▶ What to work on: Would you return the complete listing below word for word?

[Source records]
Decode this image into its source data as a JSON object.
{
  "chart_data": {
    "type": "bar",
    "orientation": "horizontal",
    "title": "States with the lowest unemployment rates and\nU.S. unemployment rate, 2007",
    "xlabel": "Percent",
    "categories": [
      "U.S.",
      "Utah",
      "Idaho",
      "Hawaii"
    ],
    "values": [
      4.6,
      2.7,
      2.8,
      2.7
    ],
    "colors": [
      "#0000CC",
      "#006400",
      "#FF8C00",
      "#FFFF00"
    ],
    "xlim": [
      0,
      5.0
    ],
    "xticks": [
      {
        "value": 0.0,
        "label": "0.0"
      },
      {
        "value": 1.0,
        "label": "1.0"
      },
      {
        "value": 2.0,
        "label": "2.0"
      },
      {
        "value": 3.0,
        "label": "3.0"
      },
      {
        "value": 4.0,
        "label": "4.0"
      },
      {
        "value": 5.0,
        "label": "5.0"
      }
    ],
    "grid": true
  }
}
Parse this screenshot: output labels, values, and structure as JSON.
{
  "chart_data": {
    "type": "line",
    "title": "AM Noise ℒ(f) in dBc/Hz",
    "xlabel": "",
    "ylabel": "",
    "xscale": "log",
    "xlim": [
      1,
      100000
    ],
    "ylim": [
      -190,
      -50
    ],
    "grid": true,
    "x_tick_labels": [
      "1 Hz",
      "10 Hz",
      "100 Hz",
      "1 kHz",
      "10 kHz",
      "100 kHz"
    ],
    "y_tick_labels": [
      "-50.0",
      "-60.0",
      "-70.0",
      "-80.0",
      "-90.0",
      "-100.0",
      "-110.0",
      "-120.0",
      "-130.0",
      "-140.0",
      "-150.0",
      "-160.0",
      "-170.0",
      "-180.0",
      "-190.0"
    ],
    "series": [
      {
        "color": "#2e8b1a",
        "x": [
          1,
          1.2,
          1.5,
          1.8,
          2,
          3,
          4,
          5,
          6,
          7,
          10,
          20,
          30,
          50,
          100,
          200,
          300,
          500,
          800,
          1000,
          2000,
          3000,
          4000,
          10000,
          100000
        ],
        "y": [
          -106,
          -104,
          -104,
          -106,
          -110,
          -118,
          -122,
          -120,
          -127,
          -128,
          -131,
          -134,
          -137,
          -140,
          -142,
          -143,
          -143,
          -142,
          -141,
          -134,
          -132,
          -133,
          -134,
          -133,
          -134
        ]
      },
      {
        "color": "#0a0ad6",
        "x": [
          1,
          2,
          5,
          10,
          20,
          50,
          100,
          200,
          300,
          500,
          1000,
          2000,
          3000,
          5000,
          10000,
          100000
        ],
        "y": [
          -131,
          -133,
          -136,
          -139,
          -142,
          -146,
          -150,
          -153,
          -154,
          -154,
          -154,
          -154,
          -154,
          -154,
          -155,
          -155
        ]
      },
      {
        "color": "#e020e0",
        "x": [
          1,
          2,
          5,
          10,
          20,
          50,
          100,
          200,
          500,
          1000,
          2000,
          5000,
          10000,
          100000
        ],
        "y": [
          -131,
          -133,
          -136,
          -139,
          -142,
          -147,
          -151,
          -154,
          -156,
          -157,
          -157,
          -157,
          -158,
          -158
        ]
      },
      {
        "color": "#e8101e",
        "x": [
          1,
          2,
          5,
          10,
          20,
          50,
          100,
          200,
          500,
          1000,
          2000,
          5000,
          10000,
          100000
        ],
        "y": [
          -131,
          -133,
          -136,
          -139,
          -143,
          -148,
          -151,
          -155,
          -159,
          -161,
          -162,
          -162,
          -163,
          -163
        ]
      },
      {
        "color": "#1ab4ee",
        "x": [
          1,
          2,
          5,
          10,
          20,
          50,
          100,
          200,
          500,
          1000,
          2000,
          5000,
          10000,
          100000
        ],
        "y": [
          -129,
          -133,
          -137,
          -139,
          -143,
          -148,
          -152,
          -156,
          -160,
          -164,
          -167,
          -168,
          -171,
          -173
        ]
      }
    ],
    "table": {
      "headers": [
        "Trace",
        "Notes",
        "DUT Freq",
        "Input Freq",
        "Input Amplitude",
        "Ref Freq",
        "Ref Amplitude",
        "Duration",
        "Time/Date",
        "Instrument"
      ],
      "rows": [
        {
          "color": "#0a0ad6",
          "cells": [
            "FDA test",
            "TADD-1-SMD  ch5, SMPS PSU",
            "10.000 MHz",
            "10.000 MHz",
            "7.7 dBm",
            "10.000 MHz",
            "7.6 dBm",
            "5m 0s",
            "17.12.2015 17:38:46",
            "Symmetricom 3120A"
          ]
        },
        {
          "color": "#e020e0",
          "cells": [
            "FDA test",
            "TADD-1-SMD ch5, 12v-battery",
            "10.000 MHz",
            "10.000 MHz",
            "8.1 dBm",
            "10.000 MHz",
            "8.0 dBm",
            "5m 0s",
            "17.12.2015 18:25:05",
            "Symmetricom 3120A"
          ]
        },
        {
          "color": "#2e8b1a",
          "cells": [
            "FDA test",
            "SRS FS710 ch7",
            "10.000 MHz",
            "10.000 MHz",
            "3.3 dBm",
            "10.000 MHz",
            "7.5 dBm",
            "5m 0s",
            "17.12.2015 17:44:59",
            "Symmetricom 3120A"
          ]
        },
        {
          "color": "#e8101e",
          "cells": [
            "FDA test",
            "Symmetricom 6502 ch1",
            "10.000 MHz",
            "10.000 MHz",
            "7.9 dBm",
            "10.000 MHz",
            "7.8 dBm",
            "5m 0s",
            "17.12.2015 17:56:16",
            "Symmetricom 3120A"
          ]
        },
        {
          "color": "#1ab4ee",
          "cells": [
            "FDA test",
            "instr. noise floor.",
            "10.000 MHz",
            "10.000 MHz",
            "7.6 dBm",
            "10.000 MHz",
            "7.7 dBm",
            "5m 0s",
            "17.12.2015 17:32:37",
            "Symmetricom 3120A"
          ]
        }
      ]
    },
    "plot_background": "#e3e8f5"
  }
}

▶ In response:
Decode this image into its source data as a JSON object.
{
  "chart_data": {
    "type": "bar",
    "orientation": "horizontal",
    "title": "States with the lowest unemployment rates and\nU.S. unemployment rate, 2007",
    "xlabel": "Percent",
    "categories": [
      "U.S.",
      "Utah",
      "Idaho",
      "Hawaii"
    ],
    "values": [
      4.6,
      2.7,
      2.8,
      2.7
    ],
    "colors": [
      "#0000CC",
      "#006400",
      "#FF8C00",
      "#FFFF00"
    ],
    "xlim": [
      0,
      5.0
    ],
    "xticks": [
      {
        "value": 0.0,
        "label": "0.0"
      },
      {
        "value": 1.0,
        "label": "1.0"
      },
      {
        "value": 2.0,
        "label": "2.0"
      },
      {
        "value": 3.0,
        "label": "3.0"
      },
      {
        "value": 4.0,
        "label": "4.0"
      },
      {
        "value": 5.0,
        "label": "5.0"
      }
    ],
    "grid": true
  }
}
Parse this screenshot: output labels, values, and structure as JSON.
{
  "chart_data": {
    "type": "line",
    "title": "AM Noise ℒ(f) in dBc/Hz",
    "xlabel": "",
    "ylabel": "",
    "xscale": "log",
    "xlim": [
      1,
      100000
    ],
    "ylim": [
      -190,
      -50
    ],
    "grid": true,
    "x_tick_labels": [
      "1 Hz",
      "10 Hz",
      "100 Hz",
      "1 kHz",
      "10 kHz",
      "100 kHz"
    ],
    "y_tick_labels": [
      "-50.0",
      "-60.0",
      "-70.0",
      "-80.0",
      "-90.0",
      "-100.0",
      "-110.0",
      "-120.0",
      "-130.0",
      "-140.0",
      "-150.0",
      "-160.0",
      "-170.0",
      "-180.0",
      "-190.0"
    ],
    "series": [
      {
        "color": "#2e8b1a",
        "x": [
          1,
          1.2,
          1.5,
          1.8,
          2,
          3,
          4,
          5,
          6,
          7,
          10,
          20,
          30,
          50,
          100,
          200,
          300,
          500,
          800,
          1000,
          2000,
          3000,
          4000,
          10000,
          100000
        ],
        "y": [
          -106,
          -104,
          -104,
          -106,
          -110,
          -118,
          -122,
          -120,
          -127,
          -128,
          -131,
          -134,
          -137,
          -140,
          -142,
          -143,
          -143,
          -142,
          -141,
          -134,
          -132,
          -133,
          -134,
          -133,
          -134
        ]
      },
      {
        "color": "#0a0ad6",
        "x": [
          1,
          2,
          5,
          10,
          20,
          50,
          100,
          200,
          300,
          500,
          1000,
          2000,
          3000,
          5000,
          10000,
          100000
        ],
        "y": [
          -131,
          -133,
          -136,
          -139,
          -142,
          -146,
          -150,
          -153,
          -154,
          -154,
          -154,
          -154,
          -154,
          -154,
          -155,
          -155
        ]
      },
      {
        "color": "#e020e0",
        "x": [
          1,
          2,
          5,
          10,
          20,
          50,
          100,
          200,
          500,
          1000,
          2000,
          5000,
          10000,
          100000
        ],
        "y": [
          -131,
          -133,
          -136,
          -139,
          -142,
          -147,
          -151,
          -154,
          -156,
          -157,
          -157,
          -157,
          -158,
          -158
        ]
      },
      {
        "color": "#e8101e",
        "x": [
          1,
          2,
          5,
          10,
          20,
          50,
          100,
          200,
          500,
          1000,
          2000,
          5000,
          10000,
          100000
        ],
        "y": [
          -131,
          -133,
          -136,
          -139,
          -143,
          -148,
          -151,
          -155,
          -159,
          -161,
          -162,
          -162,
          -163,
          -163
        ]
      },
      {
        "color": "#1ab4ee",
        "x": [
          1,
          2,
          5,
          10,
          20,
          50,
          100,
          200,
          500,
          1000,
          2000,
          5000,
          10000,
          100000
        ],
        "y": [
          -129,
          -133,
          -137,
          -139,
          -143,
          -148,
          -152,
          -156,
          -160,
          -164,
          -167,
          -168,
          -171,
          -173
        ]
      }
    ],
    "table": {
      "headers": [
        "Trace",
        "Notes",
        "DUT Freq",
        "Input Freq",
        "Input Amplitude",
        "Ref Freq",
        "Ref Amplitude",
        "Duration",
        "Time/Date",
        "Instrument"
      ],
      "rows": [
        {
          "color": "#0a0ad6",
          "cells": [
            "FDA test",
            "TADD-1-SMD  ch5, SMPS PSU",
            "10.000 MHz",
            "10.000 MHz",
            "7.7 dBm",
            "10.000 MHz",
            "7.6 dBm",
            "5m 0s",
            "17.12.2015 17:38:46",
            "Symmetricom 3120A"
          ]
        },
        {
          "color": "#e020e0",
          "cells": [
            "FDA test",
            "TADD-1-SMD ch5, 12v-battery",
            "10.000 MHz",
            "10.000 MHz",
            "8.1 dBm",
            "10.000 MHz",
            "8.0 dBm",
            "5m 0s",
            "17.12.2015 18:25:05",
            "Symmetricom 3120A"
          ]
        },
        {
          "color": "#2e8b1a",
          "cells": [
            "FDA test",
            "SRS FS710 ch7",
            "10.000 MHz",
            "10.000 MHz",
            "3.3 dBm",
            "10.000 MHz",
            "7.5 dBm",
            "5m 0s",
            "17.12.2015 17:44:59",
            "Symmetricom 3120A"
          ]
        },
        {
          "color": "#e8101e",
          "cells": [
            "FDA test",
            "Symmetricom 6502 ch1",
            "10.000 MHz",
            "10.000 MHz",
            "7.9 dBm",
            "10.000 MHz",
            "7.8 dBm",
            "5m 0s",
            "17.12.2015 17:56:16",
            "Symmetricom 3120A"
          ]
        },
        {
          "color": "#1ab4ee",
          "cells": [
            "FDA test",
            "instr. noise floor.",
            "10.000 MHz",
            "10.000 MHz",
            "7.6 dBm",
            "10.000 MHz",
            "7.7 dBm",
            "5m 0s",
            "17.12.2015 17:32:37",
            "Symmetricom 3120A"
          ]
        }
      ]
    },
    "plot_background": "#e3e8f5"
  }
}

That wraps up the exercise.